**WHAT THIS TASK INVOLVES:** Here are some records. Copy each one exactly.

**Rows from a dataset:**

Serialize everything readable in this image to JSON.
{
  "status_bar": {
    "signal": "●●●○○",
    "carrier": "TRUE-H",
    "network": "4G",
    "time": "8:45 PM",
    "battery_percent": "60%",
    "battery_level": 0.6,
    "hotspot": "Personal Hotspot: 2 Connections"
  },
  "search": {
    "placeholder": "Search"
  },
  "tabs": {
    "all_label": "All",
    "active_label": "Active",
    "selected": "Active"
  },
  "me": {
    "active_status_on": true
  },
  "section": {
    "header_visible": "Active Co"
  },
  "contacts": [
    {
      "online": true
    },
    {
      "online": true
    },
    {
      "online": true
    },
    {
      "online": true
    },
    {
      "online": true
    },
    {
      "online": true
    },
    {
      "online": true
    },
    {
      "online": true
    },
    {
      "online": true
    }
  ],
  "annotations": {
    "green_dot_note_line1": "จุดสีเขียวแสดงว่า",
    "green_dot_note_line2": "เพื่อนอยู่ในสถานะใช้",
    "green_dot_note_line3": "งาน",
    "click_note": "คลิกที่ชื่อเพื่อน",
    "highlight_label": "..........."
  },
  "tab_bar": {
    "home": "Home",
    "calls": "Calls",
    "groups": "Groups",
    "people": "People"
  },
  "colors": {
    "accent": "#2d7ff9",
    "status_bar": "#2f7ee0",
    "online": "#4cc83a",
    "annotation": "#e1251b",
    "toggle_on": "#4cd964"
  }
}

**CORRECT OUTPUT:**
Serialize everything readable in this image to JSON.
{
  "status_bar": {
    "signal": "●●●○○",
    "carrier": "TRUE-H",
    "network": "4G",
    "time": "8:45 PM",
    "battery_percent": "60%",
    "battery_level": 0.6,
    "hotspot": "Personal Hotspot: 2 Connections"
  },
  "search": {
    "placeholder": "Search"
  },
  "tabs": {
    "all_label": "All",
    "active_label": "Active",
    "selected": "Active"
  },
  "me": {
    "active_status_on": true
  },
  "section": {
    "header_visible": "Active Co"
  },
  "contacts": [
    {
      "online": true
    },
    {
      "online": true
    },
    {
      "online": true
    },
    {
      "online": true
    },
    {
      "online": true
    },
    {
      "online": true
    },
    {
      "online": true
    },
    {
      "online": true
    },
    {
      "online": true
    }
  ],
  "annotations": {
    "green_dot_note_line1": "จุดสีเขียวแสดงว่า",
    "green_dot_note_line2": "เพื่อนอยู่ในสถานะใช้",
    "green_dot_note_line3": "งาน",
    "click_note": "คลิกที่ชื่อเพื่อน",
    "highlight_label": "..........."
  },
  "tab_bar": {
    "home": "Home",
    "calls": "Calls",
    "groups": "Groups",
    "people": "People"
  },
  "colors": {
    "accent": "#2d7ff9",
    "status_bar": "#2f7ee0",
    "online": "#4cc83a",
    "annotation": "#e1251b",
    "toggle_on": "#4cd964"
  }
}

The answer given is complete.